## DATA ENTRIES
start

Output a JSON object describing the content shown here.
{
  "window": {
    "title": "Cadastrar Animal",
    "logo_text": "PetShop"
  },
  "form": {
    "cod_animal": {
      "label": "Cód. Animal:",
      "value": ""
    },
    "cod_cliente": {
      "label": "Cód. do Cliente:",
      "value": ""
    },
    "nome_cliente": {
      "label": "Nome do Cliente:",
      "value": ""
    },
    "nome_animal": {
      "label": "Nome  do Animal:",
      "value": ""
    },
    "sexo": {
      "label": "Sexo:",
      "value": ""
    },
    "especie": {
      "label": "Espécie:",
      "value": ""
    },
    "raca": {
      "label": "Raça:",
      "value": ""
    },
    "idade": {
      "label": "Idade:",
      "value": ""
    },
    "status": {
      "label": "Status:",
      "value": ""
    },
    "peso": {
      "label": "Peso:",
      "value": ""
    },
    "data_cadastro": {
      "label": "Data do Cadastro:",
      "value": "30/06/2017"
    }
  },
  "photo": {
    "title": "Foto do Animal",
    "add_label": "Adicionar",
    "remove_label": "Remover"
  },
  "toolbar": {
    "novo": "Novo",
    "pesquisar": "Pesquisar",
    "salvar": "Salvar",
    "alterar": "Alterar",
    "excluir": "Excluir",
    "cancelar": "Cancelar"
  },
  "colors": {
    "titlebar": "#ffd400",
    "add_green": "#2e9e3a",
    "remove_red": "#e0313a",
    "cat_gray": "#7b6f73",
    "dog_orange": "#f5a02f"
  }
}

end

## TASK REQUIREMENTS
Hand back the material above in full, exactly as written.

## SOLUTION TO THE EXERCISE
Output a JSON object describing the content shown here.
{
  "window": {
    "title": "Cadastrar Animal",
    "logo_text": "PetShop"
  },
  "form": {
    "cod_animal": {
      "label": "Cód. Animal:",
      "value": ""
    },
    "cod_cliente": {
      "label": "Cód. do Cliente:",
      "value": ""
    },
    "nome_cliente": {
      "label": "Nome do Cliente:",
      "value": ""
    },
    "nome_animal": {
      "label": "Nome  do Animal:",
      "value": ""
    },
    "sexo": {
      "label": "Sexo:",
      "value": ""
    },
    "especie": {
      "label": "Espécie:",
      "value": ""
    },
    "raca": {
      "label": "Raça:",
      "value": ""
    },
    "idade": {
      "label": "Idade:",
      "value": ""
    },
    "status": {
      "label": "Status:",
      "value": ""
    },
    "peso": {
      "label": "Peso:",
      "value": ""
    },
    "data_cadastro": {
      "label": "Data do Cadastro:",
      "value": "30/06/2017"
    }
  },
  "photo": {
    "title": "Foto do Animal",
    "add_label": "Adicionar",
    "remove_label": "Remover"
  },
  "toolbar": {
    "novo": "Novo",
    "pesquisar": "Pesquisar",
    "salvar": "Salvar",
    "alterar": "Alterar",
    "excluir": "Excluir",
    "cancelar": "Cancelar"
  },
  "colors": {
    "titlebar": "#ffd400",
    "add_green": "#2e9e3a",
    "remove_red": "#e0313a",
    "cat_gray": "#7b6f73",
    "dog_orange": "#f5a02f"
  }
}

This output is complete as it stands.